Exercise requirements
Restate every line of the material, word for word.
── The records ──
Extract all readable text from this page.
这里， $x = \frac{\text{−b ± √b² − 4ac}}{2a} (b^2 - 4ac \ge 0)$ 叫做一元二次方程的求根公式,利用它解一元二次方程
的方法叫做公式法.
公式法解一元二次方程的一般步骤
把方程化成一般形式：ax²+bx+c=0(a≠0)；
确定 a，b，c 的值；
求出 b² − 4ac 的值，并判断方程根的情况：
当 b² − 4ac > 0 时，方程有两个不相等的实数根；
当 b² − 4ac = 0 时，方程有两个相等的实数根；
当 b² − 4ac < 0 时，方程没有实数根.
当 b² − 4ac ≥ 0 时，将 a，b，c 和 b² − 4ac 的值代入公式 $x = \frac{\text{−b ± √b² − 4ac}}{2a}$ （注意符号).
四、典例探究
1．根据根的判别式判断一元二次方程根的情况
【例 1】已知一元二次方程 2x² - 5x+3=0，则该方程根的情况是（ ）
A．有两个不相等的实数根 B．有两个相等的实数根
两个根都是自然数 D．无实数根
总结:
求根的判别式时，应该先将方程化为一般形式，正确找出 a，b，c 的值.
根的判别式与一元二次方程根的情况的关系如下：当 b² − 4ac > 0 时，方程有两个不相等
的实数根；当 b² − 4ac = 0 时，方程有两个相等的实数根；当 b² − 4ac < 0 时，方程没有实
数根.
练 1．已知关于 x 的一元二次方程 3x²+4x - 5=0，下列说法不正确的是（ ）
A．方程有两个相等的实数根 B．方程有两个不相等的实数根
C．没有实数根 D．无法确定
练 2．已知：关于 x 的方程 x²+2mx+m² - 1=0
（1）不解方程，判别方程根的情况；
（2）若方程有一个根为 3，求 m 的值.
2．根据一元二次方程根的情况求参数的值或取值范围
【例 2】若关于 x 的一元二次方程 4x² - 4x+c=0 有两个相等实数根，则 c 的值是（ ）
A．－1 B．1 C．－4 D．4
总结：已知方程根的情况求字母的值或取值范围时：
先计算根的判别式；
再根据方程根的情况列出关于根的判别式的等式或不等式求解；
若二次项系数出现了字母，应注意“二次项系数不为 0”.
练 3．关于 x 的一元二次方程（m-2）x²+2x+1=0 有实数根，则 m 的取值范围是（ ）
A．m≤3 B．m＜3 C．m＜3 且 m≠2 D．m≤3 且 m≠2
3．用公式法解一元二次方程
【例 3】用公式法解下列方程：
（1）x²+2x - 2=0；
───
Worked solution
Extract all readable text from this page.
这里， $x = \frac{\text{−b ± √b² − 4ac}}{2a} (b^2 - 4ac \ge 0)$ 叫做一元二次方程的求根公式,利用它解一元二次方程
的方法叫做公式法.
公式法解一元二次方程的一般步骤
把方程化成一般形式：ax²+bx+c=0(a≠0)；
确定 a，b，c 的值；
求出 b² − 4ac 的值，并判断方程根的情况：
当 b² − 4ac > 0 时，方程有两个不相等的实数根；
当 b² − 4ac = 0 时，方程有两个相等的实数根；
当 b² − 4ac < 0 时，方程没有实数根.
当 b² − 4ac ≥ 0 时，将 a，b，c 和 b² − 4ac 的值代入公式 $x = \frac{\text{−b ± √b² − 4ac}}{2a}$ （注意符号).
四、典例探究
1．根据根的判别式判断一元二次方程根的情况
【例 1】已知一元二次方程 2x² - 5x+3=0，则该方程根的情况是（ ）
A．有两个不相等的实数根 B．有两个相等的实数根
两个根都是自然数 D．无实数根
总结:
求根的判别式时，应该先将方程化为一般形式，正确找出 a，b，c 的值.
根的判别式与一元二次方程根的情况的关系如下：当 b² − 4ac > 0 时，方程有两个不相等
的实数根；当 b² − 4ac = 0 时，方程有两个相等的实数根；当 b² − 4ac < 0 时，方程没有实
数根.
练 1．已知关于 x 的一元二次方程 3x²+4x - 5=0，下列说法不正确的是（ ）
A．方程有两个相等的实数根 B．方程有两个不相等的实数根
C．没有实数根 D．无法确定
练 2．已知：关于 x 的方程 x²+2mx+m² - 1=0
（1）不解方程，判别方程根的情况；
（2）若方程有一个根为 3，求 m 的值.
2．根据一元二次方程根的情况求参数的值或取值范围
【例 2】若关于 x 的一元二次方程 4x² - 4x+c=0 有两个相等实数根，则 c 的值是（ ）
A．－1 B．1 C．－4 D．4
总结：已知方程根的情况求字母的值或取值范围时：
先计算根的判别式；
再根据方程根的情况列出关于根的判别式的等式或不等式求解；
若二次项系数出现了字母，应注意“二次项系数不为 0”.
练 3．关于 x 的一元二次方程（m-2）x²+2x+1=0 有实数根，则 m 的取值范围是（ ）
A．m≤3 B．m＜3 C．m＜3 且 m≠2 D．m≤3 且 m≠2
3．用公式法解一元二次方程
【例 3】用公式法解下列方程：
（1）x²+2x - 2=0；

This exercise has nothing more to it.